■ Records shown

* * *

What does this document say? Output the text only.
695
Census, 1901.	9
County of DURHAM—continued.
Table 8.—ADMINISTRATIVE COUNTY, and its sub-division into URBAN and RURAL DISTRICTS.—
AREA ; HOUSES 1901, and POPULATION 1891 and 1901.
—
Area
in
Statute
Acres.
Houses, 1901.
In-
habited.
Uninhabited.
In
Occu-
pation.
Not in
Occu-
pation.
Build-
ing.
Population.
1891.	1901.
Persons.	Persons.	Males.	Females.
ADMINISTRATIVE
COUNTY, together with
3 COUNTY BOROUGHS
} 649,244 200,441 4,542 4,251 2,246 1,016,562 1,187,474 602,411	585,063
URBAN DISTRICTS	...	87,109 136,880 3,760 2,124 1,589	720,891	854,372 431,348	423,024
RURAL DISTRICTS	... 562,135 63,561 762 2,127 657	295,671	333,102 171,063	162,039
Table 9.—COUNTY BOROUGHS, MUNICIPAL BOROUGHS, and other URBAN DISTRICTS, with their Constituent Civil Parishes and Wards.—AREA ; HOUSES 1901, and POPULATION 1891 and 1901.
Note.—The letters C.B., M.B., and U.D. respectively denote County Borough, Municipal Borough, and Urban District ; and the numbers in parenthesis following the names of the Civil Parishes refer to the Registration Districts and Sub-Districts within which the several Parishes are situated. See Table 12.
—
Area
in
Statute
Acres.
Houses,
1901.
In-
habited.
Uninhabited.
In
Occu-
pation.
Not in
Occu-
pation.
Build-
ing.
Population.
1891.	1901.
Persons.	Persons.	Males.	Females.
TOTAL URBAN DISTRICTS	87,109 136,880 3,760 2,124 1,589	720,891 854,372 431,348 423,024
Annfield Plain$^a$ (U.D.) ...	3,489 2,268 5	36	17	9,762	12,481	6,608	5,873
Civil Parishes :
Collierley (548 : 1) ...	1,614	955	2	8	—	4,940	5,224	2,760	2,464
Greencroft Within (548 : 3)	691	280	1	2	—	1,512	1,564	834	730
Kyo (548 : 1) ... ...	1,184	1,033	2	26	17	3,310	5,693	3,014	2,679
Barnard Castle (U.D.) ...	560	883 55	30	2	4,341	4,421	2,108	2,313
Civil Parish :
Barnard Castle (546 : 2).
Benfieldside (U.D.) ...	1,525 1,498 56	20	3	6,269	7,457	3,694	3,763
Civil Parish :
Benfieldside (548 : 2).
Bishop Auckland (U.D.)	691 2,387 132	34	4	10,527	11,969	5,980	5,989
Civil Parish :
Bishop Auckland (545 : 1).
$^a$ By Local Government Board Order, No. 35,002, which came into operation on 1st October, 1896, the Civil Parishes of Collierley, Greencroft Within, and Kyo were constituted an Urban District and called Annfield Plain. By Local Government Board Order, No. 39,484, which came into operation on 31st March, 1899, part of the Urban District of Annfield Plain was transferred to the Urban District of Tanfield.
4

* * *

■ Task statement
Reproduce each record exactly as it appears.

■ Solution below
What does this document say? Output the text only.
695
Census, 1901.	9
County of DURHAM—continued.
Table 8.—ADMINISTRATIVE COUNTY, and its sub-division into URBAN and RURAL DISTRICTS.—
AREA ; HOUSES 1901, and POPULATION 1891 and 1901.
—
Area
in
Statute
Acres.
Houses, 1901.
In-
habited.
Uninhabited.
In
Occu-
pation.
Not in
Occu-
pation.
Build-
ing.
Population.
1891.	1901.
Persons.	Persons.	Males.	Females.
ADMINISTRATIVE
COUNTY, together with
3 COUNTY BOROUGHS
} 649,244 200,441 4,542 4,251 2,246 1,016,562 1,187,474 602,411	585,063
URBAN DISTRICTS	...	87,109 136,880 3,760 2,124 1,589	720,891	854,372 431,348	423,024
RURAL DISTRICTS	... 562,135 63,561 762 2,127 657	295,671	333,102 171,063	162,039
Table 9.—COUNTY BOROUGHS, MUNICIPAL BOROUGHS, and other URBAN DISTRICTS, with their Constituent Civil Parishes and Wards.—AREA ; HOUSES 1901, and POPULATION 1891 and 1901.
Note.—The letters C.B., M.B., and U.D. respectively denote County Borough, Municipal Borough, and Urban District ; and the numbers in parenthesis following the names of the Civil Parishes refer to the Registration Districts and Sub-Districts within which the several Parishes are situated. See Table 12.
—
Area
in
Statute
Acres.
Houses,
1901.
In-
habited.
Uninhabited.
In
Occu-
pation.
Not in
Occu-
pation.
Build-
ing.
Population.
1891.	1901.
Persons.	Persons.	Males.	Females.
TOTAL URBAN DISTRICTS	87,109 136,880 3,760 2,124 1,589	720,891 854,372 431,348 423,024
Annfield Plain$^a$ (U.D.) ...	3,489 2,268 5	36	17	9,762	12,481	6,608	5,873
Civil Parishes :
Collierley (548 : 1) ...	1,614	955	2	8	—	4,940	5,224	2,760	2,464
Greencroft Within (548 : 3)	691	280	1	2	—	1,512	1,564	834	730
Kyo (548 : 1) ... ...	1,184	1,033	2	26	17	3,310	5,693	3,014	2,679
Barnard Castle (U.D.) ...	560	883 55	30	2	4,341	4,421	2,108	2,313
Civil Parish :
Barnard Castle (546 : 2).
Benfieldside (U.D.) ...	1,525 1,498 56	20	3	6,269	7,457	3,694	3,763
Civil Parish :
Benfieldside (548 : 2).
Bishop Auckland (U.D.)	691 2,387 132	34	4	10,527	11,969	5,980	5,989
Civil Parish :
Bishop Auckland (545 : 1).
$^a$ By Local Government Board Order, No. 35,002, which came into operation on 1st October, 1896, the Civil Parishes of Collierley, Greencroft Within, and Kyo were constituted an Urban District and called Annfield Plain. By Local Government Board Order, No. 39,484, which came into operation on 31st March, 1899, part of the Urban District of Annfield Plain was transferred to the Urban District of Tanfield.
4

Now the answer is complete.